If a record contains a picture, leave the picture out and reproduce everything else exactly.

'''

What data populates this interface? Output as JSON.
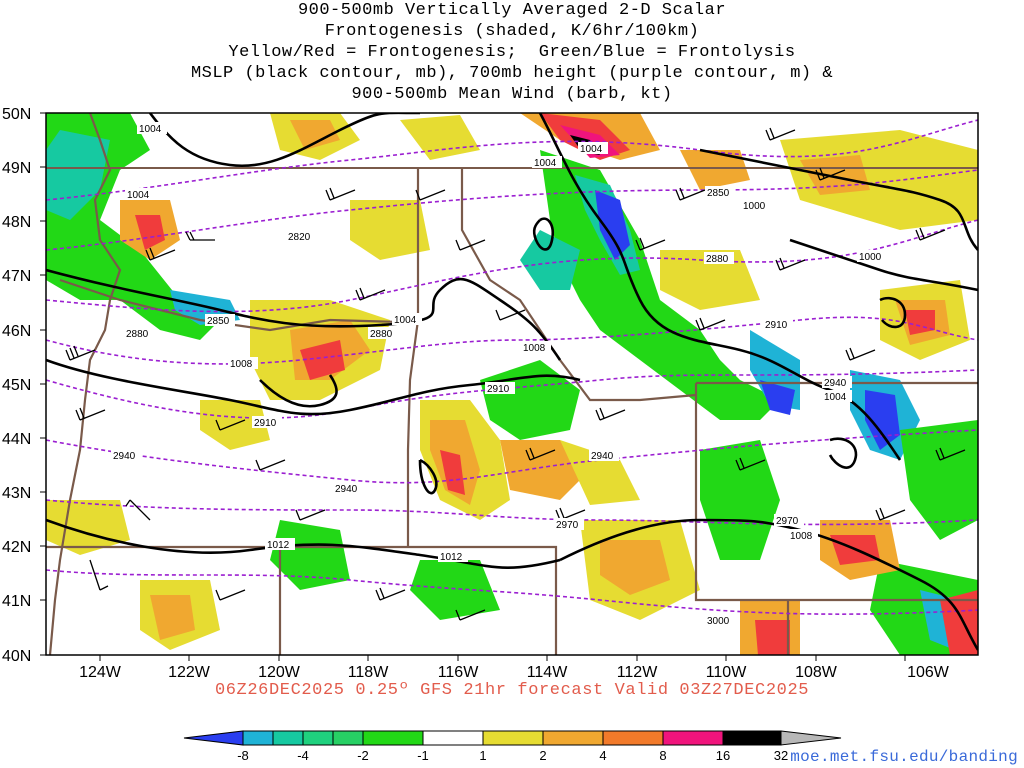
{
  "title_lines": [
    "900-500mb Vertically Averaged 2-D Scalar",
    "Frontogenesis (shaded, K/6hr/100km)",
    "Yellow/Red = Frontogenesis;  Green/Blue = Frontolysis",
    "MSLP (black contour, mb), 700mb height (purple contour, m) &",
    "900-500mb Mean Wind (barb, kt)"
  ],
  "lat_labels": [
    "50N",
    "49N",
    "48N",
    "47N",
    "46N",
    "45N",
    "44N",
    "43N",
    "42N",
    "41N",
    "40N"
  ],
  "lon_labels": [
    "124W",
    "122W",
    "120W",
    "118W",
    "116W",
    "114W",
    "112W",
    "110W",
    "108W",
    "106W"
  ],
  "mslp_labels": [
    "1004",
    "1004",
    "1004",
    "1004",
    "1000",
    "1000",
    "1004",
    "1008",
    "1008",
    "1004",
    "1012",
    "1012",
    "1008"
  ],
  "height_labels": [
    "2850",
    "2820",
    "2880",
    "2850",
    "2880",
    "2880",
    "2910",
    "2910",
    "2910",
    "2940",
    "2940",
    "2940",
    "2940",
    "2970",
    "2970",
    "3000"
  ],
  "valid_text": "06Z26DEC2025 0.25º GFS 21hr forecast Valid 03Z27DEC2025",
  "credit": "moe.met.fsu.edu/banding",
  "colorbar": {
    "labels": [
      "-8",
      "-4",
      "-2",
      "-1",
      "1",
      "2",
      "4",
      "8",
      "16",
      "32"
    ],
    "colors": [
      "#2a3ef0",
      "#1fb3d6",
      "#16c9a1",
      "#27d064",
      "#22d816",
      "#ffffff",
      "#e6dc32",
      "#f0a830",
      "#f27a2a",
      "#f03c3c",
      "#f0147c",
      "#000000",
      "#b8b8b8"
    ]
  },
  "colors": {
    "mslp": "#000000",
    "height": "#9b1fd1",
    "borders": "#7a5a4a",
    "valid": "#e25c4c",
    "credit": "#3a6ad9"
  }
}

'''

**Solution**
What data populates this interface? Output as JSON.
{
  "title_lines": [
    "900-500mb Vertically Averaged 2-D Scalar",
    "Frontogenesis (shaded, K/6hr/100km)",
    "Yellow/Red = Frontogenesis;  Green/Blue = Frontolysis",
    "MSLP (black contour, mb), 700mb height (purple contour, m) &",
    "900-500mb Mean Wind (barb, kt)"
  ],
  "lat_labels": [
    "50N",
    "49N",
    "48N",
    "47N",
    "46N",
    "45N",
    "44N",
    "43N",
    "42N",
    "41N",
    "40N"
  ],
  "lon_labels": [
    "124W",
    "122W",
    "120W",
    "118W",
    "116W",
    "114W",
    "112W",
    "110W",
    "108W",
    "106W"
  ],
  "mslp_labels": [
    "1004",
    "1004",
    "1004",
    "1004",
    "1000",
    "1000",
    "1004",
    "1008",
    "1008",
    "1004",
    "1012",
    "1012",
    "1008"
  ],
  "height_labels": [
    "2850",
    "2820",
    "2880",
    "2850",
    "2880",
    "2880",
    "2910",
    "2910",
    "2910",
    "2940",
    "2940",
    "2940",
    "2940",
    "2970",
    "2970",
    "3000"
  ],
  "valid_text": "06Z26DEC2025 0.25º GFS 21hr forecast Valid 03Z27DEC2025",
  "credit": "moe.met.fsu.edu/banding",
  "colorbar": {
    "labels": [
      "-8",
      "-4",
      "-2",
      "-1",
      "1",
      "2",
      "4",
      "8",
      "16",
      "32"
    ],
    "colors": [
      "#2a3ef0",
      "#1fb3d6",
      "#16c9a1",
      "#27d064",
      "#22d816",
      "#ffffff",
      "#e6dc32",
      "#f0a830",
      "#f27a2a",
      "#f03c3c",
      "#f0147c",
      "#000000",
      "#b8b8b8"
    ]
  },
  "colors": {
    "mslp": "#000000",
    "height": "#9b1fd1",
    "borders": "#7a5a4a",
    "valid": "#e25c4c",
    "credit": "#3a6ad9"
  }
}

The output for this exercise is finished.